--- TASK INPUT ---
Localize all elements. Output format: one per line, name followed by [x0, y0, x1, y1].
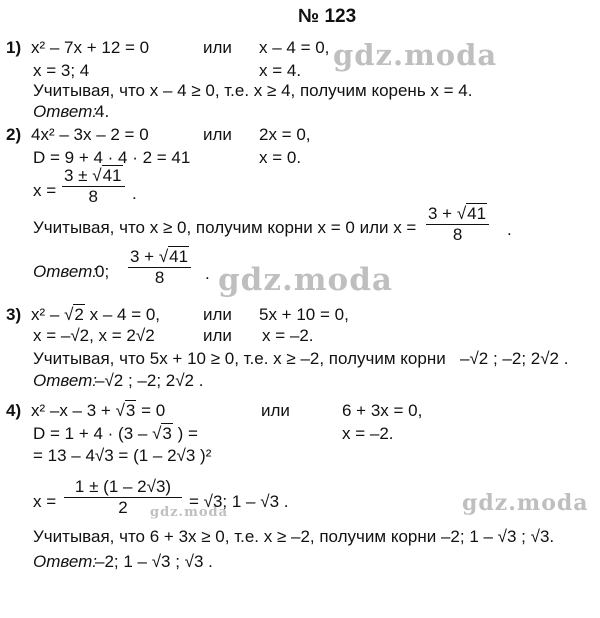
problem-1-note: Учитывая, что x – 4 ≥ 0, т.е. x ≥ 4, получим корень x = 4.: [33, 81, 473, 100]
problem-4-discriminant-2: = 13 – 4√3 = (1 – 2√3 )²: [33, 446, 212, 465]
problem-4-roots: = √3; 1 – √3 .: [189, 492, 289, 511]
problem-4-equation-a: x² –x – 3 + √3 = 0: [31, 401, 166, 420]
problem-4-discriminant-radicand: 3: [162, 424, 172, 443]
problem-4-discriminant-start: D = 1 + 4 · (3 –: [33, 424, 148, 443]
problem-3-equation-a-radicand: 2: [74, 305, 84, 324]
problem-4-discriminant-end: ) =: [177, 424, 198, 443]
problem-2-equation-b: 2x = 0,: [259, 125, 311, 144]
problem-title: № 123: [298, 6, 357, 27]
problem-4-discriminant: D = 1 + 4 · (3 – √3 ) =: [33, 424, 198, 443]
problem-4-root-b: x = –2.: [342, 424, 394, 443]
problem-4-x-equals: x =: [33, 492, 57, 511]
problem-1-roots-a: x = 3; 4: [33, 61, 90, 80]
problem-4-note: Учитывая, что 6 + 3x ≥ 0, т.е. x ≥ –2, получим корни –2; 1 – √3 ; √3.: [33, 527, 555, 546]
problem-3-equation-b: 5x + 10 = 0,: [259, 305, 349, 324]
problem-2-note-numerator: 3 +: [428, 204, 453, 223]
problem-4-number: 4): [6, 401, 22, 420]
problem-4-fraction-numerator: 1 ± (1 – 2√3): [64, 477, 182, 498]
problem-4-equation-a-start: x² –x – 3 +: [31, 401, 111, 420]
problem-2-answer-fraction: $\frac{3 + √41}{8}$: [128, 247, 191, 288]
problem-2-answer-zero: 0;: [95, 262, 110, 281]
watermark-right: gdz.moda: [462, 490, 589, 516]
problem-2-equation-a: 4x² – 3x – 2 = 0: [31, 125, 149, 144]
problem-1-answer: 4.: [95, 102, 110, 121]
problem-4-equation-a-end: = 0: [141, 401, 166, 420]
problem-2-fraction-numerator: 3 ±: [64, 166, 88, 185]
problem-3-ili-2: или: [203, 326, 232, 345]
problem-4-answer: –2; 1 – √3 ; √3 .: [95, 552, 213, 571]
problem-4-equation-b: 6 + 3x = 0,: [342, 401, 423, 420]
problem-2-note-radicand: 41: [467, 204, 487, 223]
watermark-middle: gdz.moda: [218, 262, 393, 298]
problem-1-number: 1): [6, 38, 22, 57]
problem-3-roots-a: x = –√2, x = 2√2: [33, 326, 155, 345]
problem-1-roots-b: x = 4.: [259, 61, 302, 80]
watermark-top: gdz.moda: [333, 38, 498, 72]
problem-2-fraction-period: .: [132, 184, 137, 203]
problem-3-equation-a: x² – √2 x – 4 = 0,: [31, 305, 161, 324]
problem-2-number: 2): [6, 125, 22, 144]
problem-2-root-fraction: $\frac{3 \pm √41}{8}$: [62, 166, 125, 207]
problem-2-note-period: .: [507, 220, 512, 239]
problem-4-root-fraction: [64, 477, 182, 518]
problem-3-note-roots: –√2 ; –2; 2√2 .: [460, 349, 569, 368]
problem-1-ili: или: [203, 38, 232, 57]
problem-1-equation-a: x² – 7x + 12 = 0: [31, 38, 150, 57]
watermark-small: gdz.moda: [150, 505, 229, 520]
problem-2-answer-period: .: [205, 264, 210, 283]
problem-3-note: Учитывая, что 5x + 10 ≥ 0, т.е. x ≥ –2, получим корни: [33, 349, 446, 368]
problem-2-fraction-radicand: 41: [102, 166, 122, 185]
problem-1-equation-b: x – 4 = 0,: [259, 38, 330, 57]
problem-2-discriminant: D = 9 + 4 · 4 · 2 = 41: [33, 148, 191, 167]
problem-4-equation-a-radicand: 3: [125, 401, 136, 420]
problem-4-answer-label: Ответ:: [33, 552, 98, 571]
problem-2-answer-denominator: 8: [154, 268, 165, 287]
problem-2-note-denominator: 8: [452, 225, 463, 244]
problem-3-equation-a-end: x – 4 = 0,: [89, 305, 161, 324]
problem-3-ili: или: [203, 305, 232, 324]
problem-4-fraction-denominator: 2: [118, 498, 128, 517]
problem-3-number: 3): [6, 305, 22, 324]
problem-2-answer-numerator: 3 +: [130, 247, 155, 266]
problem-1-answer-label: Ответ:: [33, 102, 98, 121]
problem-2-x-equals: x =: [33, 181, 57, 200]
problem-2-ili: или: [203, 125, 232, 144]
problem-4-ili: или: [261, 401, 290, 420]
problem-3-answer-label: Ответ:: [33, 371, 98, 390]
problem-3-root-b: x = –2.: [262, 326, 314, 345]
problem-2-root-b: x = 0.: [259, 148, 302, 167]
problem-2-answer-radicand: 41: [169, 247, 189, 266]
problem-2-note-fraction: $\frac{3 + √41}{8}$: [426, 204, 489, 245]
problem-3-equation-a-start: x² –: [31, 305, 60, 324]
problem-3-answer: –√2 ; –2; 2√2 .: [95, 371, 204, 390]
problem-2-answer-label: Ответ:: [33, 262, 98, 281]
problem-2-fraction-denominator: 8: [88, 187, 98, 206]
problem-2-note: Учитывая, что x ≥ 0, получим корни x = 0 или x =: [33, 218, 417, 237]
---
-- SHORT PROBLEM --
Update the rows above by replacing "watermark" with "stamp" everywhere it occurs, keeping everything else the same. Leave the picture out of your answer.

-- SOLUTION BELOW --
Localize all elements. Output format: one per line, name followed by [x0, y0, x1, y1].
problem-1-note: Учитывая, что x – 4 ≥ 0, т.е. x ≥ 4, получим корень x = 4.: [33, 81, 473, 100]
problem-4-discriminant-2: = 13 – 4√3 = (1 – 2√3 )²: [33, 446, 212, 465]
problem-4-roots: = √3; 1 – √3 .: [189, 492, 289, 511]
problem-4-equation-a: x² –x – 3 + √3 = 0: [31, 401, 166, 420]
problem-4-discriminant-radicand: 3: [162, 424, 172, 443]
problem-4-discriminant-start: D = 1 + 4 · (3 –: [33, 424, 148, 443]
problem-3-equation-a-radicand: 2: [74, 305, 84, 324]
problem-4-discriminant-end: ) =: [177, 424, 198, 443]
problem-2-equation-b: 2x = 0,: [259, 125, 311, 144]
problem-title: № 123: [298, 6, 357, 27]
problem-4-discriminant: D = 1 + 4 · (3 – √3 ) =: [33, 424, 198, 443]
problem-4-root-b: x = –2.: [342, 424, 394, 443]
problem-4-x-equals: x =: [33, 492, 57, 511]
problem-1-roots-a: x = 3; 4: [33, 61, 90, 80]
problem-4-note: Учитывая, что 6 + 3x ≥ 0, т.е. x ≥ –2, получим корни –2; 1 – √3 ; √3.: [33, 527, 555, 546]
problem-3-equation-b: 5x + 10 = 0,: [259, 305, 349, 324]
problem-2-note-numerator: 3 +: [428, 204, 453, 223]
problem-4-number: 4): [6, 401, 22, 420]
problem-4-fraction-numerator: 1 ± (1 – 2√3): [64, 477, 182, 498]
problem-4-equation-a-start: x² –x – 3 +: [31, 401, 111, 420]
problem-2-answer-fraction: $\frac{3 + √41}{8}$: [128, 247, 191, 288]
problem-2-answer-zero: 0;: [95, 262, 110, 281]
stamp-right: gdz.moda: [462, 490, 589, 516]
problem-2-equation-a: 4x² – 3x – 2 = 0: [31, 125, 149, 144]
problem-1-answer: 4.: [95, 102, 110, 121]
problem-4-equation-a-end: = 0: [141, 401, 166, 420]
problem-2-fraction-numerator: 3 ±: [64, 166, 88, 185]
problem-3-ili-2: или: [203, 326, 232, 345]
problem-4-answer: –2; 1 – √3 ; √3 .: [95, 552, 213, 571]
problem-4-equation-b: 6 + 3x = 0,: [342, 401, 423, 420]
problem-2-note-radicand: 41: [467, 204, 487, 223]
stamp-middle: gdz.moda: [218, 262, 393, 298]
problem-1-number: 1): [6, 38, 22, 57]
problem-3-roots-a: x = –√2, x = 2√2: [33, 326, 155, 345]
problem-1-roots-b: x = 4.: [259, 61, 302, 80]
stamp-top: gdz.moda: [333, 38, 498, 72]
problem-2-fraction-period: .: [132, 184, 137, 203]
problem-3-equation-a: x² – √2 x – 4 = 0,: [31, 305, 161, 324]
problem-2-number: 2): [6, 125, 22, 144]
problem-2-root-fraction: $\frac{3 \pm √41}{8}$: [62, 166, 125, 207]
problem-2-note-period: .: [507, 220, 512, 239]
problem-4-root-fraction: [64, 477, 182, 518]
problem-3-note-roots: –√2 ; –2; 2√2 .: [460, 349, 569, 368]
problem-1-ili: или: [203, 38, 232, 57]
problem-1-equation-a: x² – 7x + 12 = 0: [31, 38, 150, 57]
stamp-small: gdz.moda: [150, 505, 229, 520]
problem-2-answer-period: .: [205, 264, 210, 283]
problem-3-note: Учитывая, что 5x + 10 ≥ 0, т.е. x ≥ –2, получим корни: [33, 349, 446, 368]
problem-2-fraction-radicand: 41: [102, 166, 122, 185]
problem-1-equation-b: x – 4 = 0,: [259, 38, 330, 57]
problem-2-discriminant: D = 9 + 4 · 4 · 2 = 41: [33, 148, 191, 167]
problem-4-equation-a-radicand: 3: [125, 401, 136, 420]
problem-4-answer-label: Ответ:: [33, 552, 98, 571]
problem-2-answer-denominator: 8: [154, 268, 165, 287]
problem-2-note-denominator: 8: [452, 225, 463, 244]
problem-3-equation-a-end: x – 4 = 0,: [89, 305, 161, 324]
problem-3-ili: или: [203, 305, 232, 324]
problem-4-fraction-denominator: 2: [118, 498, 128, 517]
problem-3-number: 3): [6, 305, 22, 324]
problem-2-answer-numerator: 3 +: [130, 247, 155, 266]
problem-1-answer-label: Ответ:: [33, 102, 98, 121]
problem-2-x-equals: x =: [33, 181, 57, 200]
problem-2-ili: или: [203, 125, 232, 144]
problem-4-ili: или: [261, 401, 290, 420]
problem-3-answer-label: Ответ:: [33, 371, 98, 390]
problem-3-root-b: x = –2.: [262, 326, 314, 345]
problem-2-root-b: x = 0.: [259, 148, 302, 167]
problem-2-answer-radicand: 41: [169, 247, 189, 266]
problem-2-note-fraction: $\frac{3 + √41}{8}$: [426, 204, 489, 245]
problem-3-equation-a-start: x² –: [31, 305, 60, 324]
problem-3-answer: –√2 ; –2; 2√2 .: [95, 371, 204, 390]
problem-2-answer-label: Ответ:: [33, 262, 98, 281]
problem-2-fraction-denominator: 8: [88, 187, 98, 206]
problem-2-note: Учитывая, что x ≥ 0, получим корни x = 0 или x =: [33, 218, 417, 237]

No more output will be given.